**Work required:**
Write the records out again, keeping each line exactly as it is.

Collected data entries
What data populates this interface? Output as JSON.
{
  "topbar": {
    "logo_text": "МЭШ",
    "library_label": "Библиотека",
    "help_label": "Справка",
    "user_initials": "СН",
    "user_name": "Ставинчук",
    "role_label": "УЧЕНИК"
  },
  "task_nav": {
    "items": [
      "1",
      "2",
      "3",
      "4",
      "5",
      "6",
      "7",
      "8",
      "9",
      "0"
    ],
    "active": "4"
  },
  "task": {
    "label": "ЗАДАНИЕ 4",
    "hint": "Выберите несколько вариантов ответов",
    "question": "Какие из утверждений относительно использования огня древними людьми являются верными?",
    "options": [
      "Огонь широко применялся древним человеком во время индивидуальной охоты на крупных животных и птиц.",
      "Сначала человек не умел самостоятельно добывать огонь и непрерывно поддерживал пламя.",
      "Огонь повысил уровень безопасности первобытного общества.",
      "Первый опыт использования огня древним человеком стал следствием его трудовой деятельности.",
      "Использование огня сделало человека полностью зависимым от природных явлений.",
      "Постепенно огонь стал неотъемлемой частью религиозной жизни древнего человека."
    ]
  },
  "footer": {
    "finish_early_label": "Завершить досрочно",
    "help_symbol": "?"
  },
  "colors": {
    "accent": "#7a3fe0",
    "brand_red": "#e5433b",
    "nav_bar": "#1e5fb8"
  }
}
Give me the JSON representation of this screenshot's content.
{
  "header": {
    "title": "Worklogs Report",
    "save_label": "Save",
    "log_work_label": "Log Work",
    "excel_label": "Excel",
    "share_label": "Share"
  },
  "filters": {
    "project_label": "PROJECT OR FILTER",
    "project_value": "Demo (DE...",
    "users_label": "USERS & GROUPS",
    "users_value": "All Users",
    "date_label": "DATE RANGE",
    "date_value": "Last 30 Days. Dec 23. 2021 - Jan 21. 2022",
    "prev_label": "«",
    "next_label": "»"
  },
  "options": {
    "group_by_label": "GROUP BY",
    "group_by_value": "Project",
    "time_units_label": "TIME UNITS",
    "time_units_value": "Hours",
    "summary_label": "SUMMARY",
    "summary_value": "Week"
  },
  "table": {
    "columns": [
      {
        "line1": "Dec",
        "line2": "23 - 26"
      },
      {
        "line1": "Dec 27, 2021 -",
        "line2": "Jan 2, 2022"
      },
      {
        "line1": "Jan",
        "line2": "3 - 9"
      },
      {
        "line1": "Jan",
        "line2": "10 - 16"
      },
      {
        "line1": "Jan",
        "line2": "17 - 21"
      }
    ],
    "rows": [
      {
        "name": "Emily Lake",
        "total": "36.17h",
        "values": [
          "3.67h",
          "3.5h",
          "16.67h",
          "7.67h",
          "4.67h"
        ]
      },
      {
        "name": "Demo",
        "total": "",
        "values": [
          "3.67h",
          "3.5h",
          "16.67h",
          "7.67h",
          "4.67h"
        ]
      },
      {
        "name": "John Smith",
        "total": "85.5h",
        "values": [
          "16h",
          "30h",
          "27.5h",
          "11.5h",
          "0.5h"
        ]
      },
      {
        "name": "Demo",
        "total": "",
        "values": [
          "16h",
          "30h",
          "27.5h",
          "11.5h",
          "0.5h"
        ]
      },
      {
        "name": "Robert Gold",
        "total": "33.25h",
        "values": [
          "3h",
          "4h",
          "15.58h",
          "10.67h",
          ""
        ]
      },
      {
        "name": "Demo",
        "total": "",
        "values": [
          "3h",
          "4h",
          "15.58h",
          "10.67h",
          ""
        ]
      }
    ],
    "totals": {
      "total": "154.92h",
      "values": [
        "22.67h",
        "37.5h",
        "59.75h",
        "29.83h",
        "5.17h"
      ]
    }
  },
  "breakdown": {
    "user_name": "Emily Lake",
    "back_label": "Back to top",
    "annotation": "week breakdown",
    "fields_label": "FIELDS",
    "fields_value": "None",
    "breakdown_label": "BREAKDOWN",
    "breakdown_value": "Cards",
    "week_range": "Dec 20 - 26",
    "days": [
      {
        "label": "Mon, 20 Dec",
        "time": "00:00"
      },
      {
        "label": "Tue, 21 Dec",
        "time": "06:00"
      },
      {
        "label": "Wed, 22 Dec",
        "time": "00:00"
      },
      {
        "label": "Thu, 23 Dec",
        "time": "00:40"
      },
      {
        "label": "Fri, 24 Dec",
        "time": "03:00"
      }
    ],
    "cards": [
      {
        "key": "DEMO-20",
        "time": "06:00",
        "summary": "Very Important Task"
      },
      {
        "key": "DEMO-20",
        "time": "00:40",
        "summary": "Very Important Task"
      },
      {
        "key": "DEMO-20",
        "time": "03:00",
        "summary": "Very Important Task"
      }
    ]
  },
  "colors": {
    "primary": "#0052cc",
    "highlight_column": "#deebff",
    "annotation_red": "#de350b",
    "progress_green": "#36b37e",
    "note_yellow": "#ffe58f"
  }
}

**Final answer:**
What data populates this interface? Output as JSON.
{
  "topbar": {
    "logo_text": "МЭШ",
    "library_label": "Библиотека",
    "help_label": "Справка",
    "user_initials": "СН",
    "user_name": "Ставинчук",
    "role_label": "УЧЕНИК"
  },
  "task_nav": {
    "items": [
      "1",
      "2",
      "3",
      "4",
      "5",
      "6",
      "7",
      "8",
      "9",
      "0"
    ],
    "active": "4"
  },
  "task": {
    "label": "ЗАДАНИЕ 4",
    "hint": "Выберите несколько вариантов ответов",
    "question": "Какие из утверждений относительно использования огня древними людьми являются верными?",
    "options": [
      "Огонь широко применялся древним человеком во время индивидуальной охоты на крупных животных и птиц.",
      "Сначала человек не умел самостоятельно добывать огонь и непрерывно поддерживал пламя.",
      "Огонь повысил уровень безопасности первобытного общества.",
      "Первый опыт использования огня древним человеком стал следствием его трудовой деятельности.",
      "Использование огня сделало человека полностью зависимым от природных явлений.",
      "Постепенно огонь стал неотъемлемой частью религиозной жизни древнего человека."
    ]
  },
  "footer": {
    "finish_early_label": "Завершить досрочно",
    "help_symbol": "?"
  },
  "colors": {
    "accent": "#7a3fe0",
    "brand_red": "#e5433b",
    "nav_bar": "#1e5fb8"
  }
}
Give me the JSON representation of this screenshot's content.
{
  "header": {
    "title": "Worklogs Report",
    "save_label": "Save",
    "log_work_label": "Log Work",
    "excel_label": "Excel",
    "share_label": "Share"
  },
  "filters": {
    "project_label": "PROJECT OR FILTER",
    "project_value": "Demo (DE...",
    "users_label": "USERS & GROUPS",
    "users_value": "All Users",
    "date_label": "DATE RANGE",
    "date_value": "Last 30 Days. Dec 23. 2021 - Jan 21. 2022",
    "prev_label": "«",
    "next_label": "»"
  },
  "options": {
    "group_by_label": "GROUP BY",
    "group_by_value": "Project",
    "time_units_label": "TIME UNITS",
    "time_units_value": "Hours",
    "summary_label": "SUMMARY",
    "summary_value": "Week"
  },
  "table": {
    "columns": [
      {
        "line1": "Dec",
        "line2": "23 - 26"
      },
      {
        "line1": "Dec 27, 2021 -",
        "line2": "Jan 2, 2022"
      },
      {
        "line1": "Jan",
        "line2": "3 - 9"
      },
      {
        "line1": "Jan",
        "line2": "10 - 16"
      },
      {
        "line1": "Jan",
        "line2": "17 - 21"
      }
    ],
    "rows": [
      {
        "name": "Emily Lake",
        "total": "36.17h",
        "values": [
          "3.67h",
          "3.5h",
          "16.67h",
          "7.67h",
          "4.67h"
        ]
      },
      {
        "name": "Demo",
        "total": "",
        "values": [
          "3.67h",
          "3.5h",
          "16.67h",
          "7.67h",
          "4.67h"
        ]
      },
      {
        "name": "John Smith",
        "total": "85.5h",
        "values": [
          "16h",
          "30h",
          "27.5h",
          "11.5h",
          "0.5h"
        ]
      },
      {
        "name": "Demo",
        "total": "",
        "values": [
          "16h",
          "30h",
          "27.5h",
          "11.5h",
          "0.5h"
        ]
      },
      {
        "name": "Robert Gold",
        "total": "33.25h",
        "values": [
          "3h",
          "4h",
          "15.58h",
          "10.67h",
          ""
        ]
      },
      {
        "name": "Demo",
        "total": "",
        "values": [
          "3h",
          "4h",
          "15.58h",
          "10.67h",
          ""
        ]
      }
    ],
    "totals": {
      "total": "154.92h",
      "values": [
        "22.67h",
        "37.5h",
        "59.75h",
        "29.83h",
        "5.17h"
      ]
    }
  },
  "breakdown": {
    "user_name": "Emily Lake",
    "back_label": "Back to top",
    "annotation": "week breakdown",
    "fields_label": "FIELDS",
    "fields_value": "None",
    "breakdown_label": "BREAKDOWN",
    "breakdown_value": "Cards",
    "week_range": "Dec 20 - 26",
    "days": [
      {
        "label": "Mon, 20 Dec",
        "time": "00:00"
      },
      {
        "label": "Tue, 21 Dec",
        "time": "06:00"
      },
      {
        "label": "Wed, 22 Dec",
        "time": "00:00"
      },
      {
        "label": "Thu, 23 Dec",
        "time": "00:40"
      },
      {
        "label": "Fri, 24 Dec",
        "time": "03:00"
      }
    ],
    "cards": [
      {
        "key": "DEMO-20",
        "time": "06:00",
        "summary": "Very Important Task"
      },
      {
        "key": "DEMO-20",
        "time": "00:40",
        "summary": "Very Important Task"
      },
      {
        "key": "DEMO-20",
        "time": "03:00",
        "summary": "Very Important Task"
      }
    ]
  },
  "colors": {
    "primary": "#0052cc",
    "highlight_column": "#deebff",
    "annotation_red": "#de350b",
    "progress_green": "#36b37e",
    "note_yellow": "#ffe58f"
  }
}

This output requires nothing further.